• Excerpted passage
During Akbar Hashemi Rafsanjani's first term as president in the early 1990s, Khamenei's influence over the cabinet was relatively limited, as he was still in the early years of his role as Supreme Leader following the death of Ruhollah Khomeini, who had wielded considerable power. However, by Rafsanjani's second term, Khamenei had begun to consolidate his authority and exerted more influence over the selection of key ministers, including those for Foreign Affairs, Intelligence, Islamic Guidance, and Defense.
Under Mohammad Khatami's administration (1997-2005), Khamenei, along with the institutions under his control, took steps to ensure that key ministries—such as Foreign Affairs, Justice, Intelligence, Islamic Guidance, and Defense—remained under their influence. After a series of assassinations of dissidents and writers by Intelligence Ministry agents, Khatami succeeded in appointing his own choice for the Intelligence Ministry. However, when it came to the Ministry of Interior, Khamenei intervened by directing the Majles (parliament) to impeach Khatami’s preferred candidate and install his own choice instead.
In Mahmoud Ahmadinejad's first term as president (2005-2009), he and Khamenei maintained a harmonious relationship with little to no tension. During his second term, however, a significant rift emerged between them over the appointment of the Minister of Intelligence, Haydar Moslehi. In protest of Khamenei's decision, Ahmadinejad refused to attend work for 11 days, but ultimately, Khamenei's choice prevailed. This rift persisted for the remainder of Ahmadinejad’s presidency.
Hassan Rouhani secured his position by accepting Khamenei's vetoes and influence over the selection of ministers, which helped maintain a tension-free relationship. In contrast, Ebrahim Raisi was so closely aligned with Khamenei that his ministerial choices naturally reflected the Supreme Leader's preferences. This level of coordination was so strong that Khamenei even instructed Pezeshkian to ensure that his cabinet continued to follow the path set by Raisi.
Through this approach, Khamenei has gradually taken over the power to veto or impose cabinet members on the president without being accountable for their performance. Previous presidents often concealed this reality to avoid embarrassment and conflict with Khamenei.

• Extracted records
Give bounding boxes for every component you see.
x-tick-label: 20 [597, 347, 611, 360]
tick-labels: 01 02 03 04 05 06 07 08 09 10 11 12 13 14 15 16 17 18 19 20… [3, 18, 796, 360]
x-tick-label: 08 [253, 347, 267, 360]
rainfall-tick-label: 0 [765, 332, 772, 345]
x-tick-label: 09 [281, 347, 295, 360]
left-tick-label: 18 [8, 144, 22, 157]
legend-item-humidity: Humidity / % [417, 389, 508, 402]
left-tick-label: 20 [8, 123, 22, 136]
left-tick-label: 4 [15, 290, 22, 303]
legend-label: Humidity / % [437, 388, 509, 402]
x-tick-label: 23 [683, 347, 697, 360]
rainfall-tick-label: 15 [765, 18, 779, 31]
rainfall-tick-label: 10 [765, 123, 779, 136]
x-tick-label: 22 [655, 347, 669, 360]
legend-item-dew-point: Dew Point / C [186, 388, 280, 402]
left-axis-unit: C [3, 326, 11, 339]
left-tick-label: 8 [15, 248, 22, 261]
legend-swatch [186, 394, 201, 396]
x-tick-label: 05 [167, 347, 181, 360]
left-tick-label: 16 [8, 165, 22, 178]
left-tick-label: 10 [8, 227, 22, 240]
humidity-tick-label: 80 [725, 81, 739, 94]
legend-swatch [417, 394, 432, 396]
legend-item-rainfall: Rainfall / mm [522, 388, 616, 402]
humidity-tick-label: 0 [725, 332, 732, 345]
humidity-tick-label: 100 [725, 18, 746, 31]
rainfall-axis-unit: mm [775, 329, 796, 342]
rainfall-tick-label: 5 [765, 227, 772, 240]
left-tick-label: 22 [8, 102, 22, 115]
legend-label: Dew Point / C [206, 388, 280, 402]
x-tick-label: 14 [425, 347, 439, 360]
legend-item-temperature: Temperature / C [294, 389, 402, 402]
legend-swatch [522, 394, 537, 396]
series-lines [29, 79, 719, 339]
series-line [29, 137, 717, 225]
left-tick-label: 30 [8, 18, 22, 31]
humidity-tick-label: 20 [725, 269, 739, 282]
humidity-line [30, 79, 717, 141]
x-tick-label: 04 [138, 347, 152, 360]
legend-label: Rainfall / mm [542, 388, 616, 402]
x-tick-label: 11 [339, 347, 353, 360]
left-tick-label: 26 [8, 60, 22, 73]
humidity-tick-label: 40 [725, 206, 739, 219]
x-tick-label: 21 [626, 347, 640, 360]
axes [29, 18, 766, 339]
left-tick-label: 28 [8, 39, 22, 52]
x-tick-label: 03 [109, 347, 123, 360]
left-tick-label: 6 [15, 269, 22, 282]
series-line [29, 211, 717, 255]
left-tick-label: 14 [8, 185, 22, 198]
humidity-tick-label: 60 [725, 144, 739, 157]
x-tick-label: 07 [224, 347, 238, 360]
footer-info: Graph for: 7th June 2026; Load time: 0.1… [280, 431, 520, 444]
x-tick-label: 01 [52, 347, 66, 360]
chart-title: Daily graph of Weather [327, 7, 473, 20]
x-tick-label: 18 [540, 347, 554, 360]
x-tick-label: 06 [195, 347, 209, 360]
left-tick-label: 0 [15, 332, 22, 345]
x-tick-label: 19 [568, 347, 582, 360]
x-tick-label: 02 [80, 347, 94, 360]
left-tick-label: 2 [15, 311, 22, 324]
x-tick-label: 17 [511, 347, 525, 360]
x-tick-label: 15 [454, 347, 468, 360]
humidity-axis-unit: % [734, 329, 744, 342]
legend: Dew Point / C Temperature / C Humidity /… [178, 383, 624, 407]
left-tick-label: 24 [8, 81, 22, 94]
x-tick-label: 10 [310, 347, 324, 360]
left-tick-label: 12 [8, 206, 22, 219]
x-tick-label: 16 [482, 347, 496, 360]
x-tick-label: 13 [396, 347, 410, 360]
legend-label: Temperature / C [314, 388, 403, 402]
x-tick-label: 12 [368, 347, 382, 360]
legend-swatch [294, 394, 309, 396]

• Work instructions
a – Print the portion of the passage on Khamenei's role in cabinet appointments between "Through this approach, Khamenei" and "conflict with Khamenei.", inclusive.
b – Carry on the passage on Khamenei's role in cabinet appointments from the point where it stops.
The data stand apart from the passage on Khamenei's role in cabinet appointments.

• Responses for each task
a –
Through this approach, Khamenei has gradually taken over the power to veto or impose cabinet members on the president without being accountable for their performance. Previous presidents often concealed this reality to avoid embarrassment and conflict with Khamenei.

b –
Pezeshkian openly exposing Khamenei's interference in the ministerial selection process, has sparked resentment among some of Khamenei's loyalists in media outlets like Kayhan Daily.
The President typically expects three things from his ministers: loyalty to him, alignment with parliamentary expectations (to avoid impeachment), and enough public support to secure votes for him and his political coalition.
In contrast, Khamenei demands only loyalty and obedience. His involvement in selecting ministers thus ensures his absolute authority, channels resources into his economic interests, and guarantees the strict implementation of his policies.
Implications of the selection process
In Iran, the selection process for high-ranking officials often leads to the appointment of individuals with certain common traits. These individuals often lack a specific policy plan and are prepared to make promises to stay in power. They are typically adept at pleasing those in power and skilled in hiding corruption and inefficiencies within the government.
Despite claims of prioritizing merit and expertise in the selection of ministers, the level of government expertise in Iran has thus steadily declined, and the principle of meritocracy has been disregarded.
Competent individuals never attain high-level positions such as ministers or members of parliament. When experts are appointed to lower-level roles, they are often dismissed swiftly.
In one rare example, Kaveh Madani, a distinguished environmental expert and former deputy of the Environmental Protection Organization, was removed from his position quickly despite his expertise.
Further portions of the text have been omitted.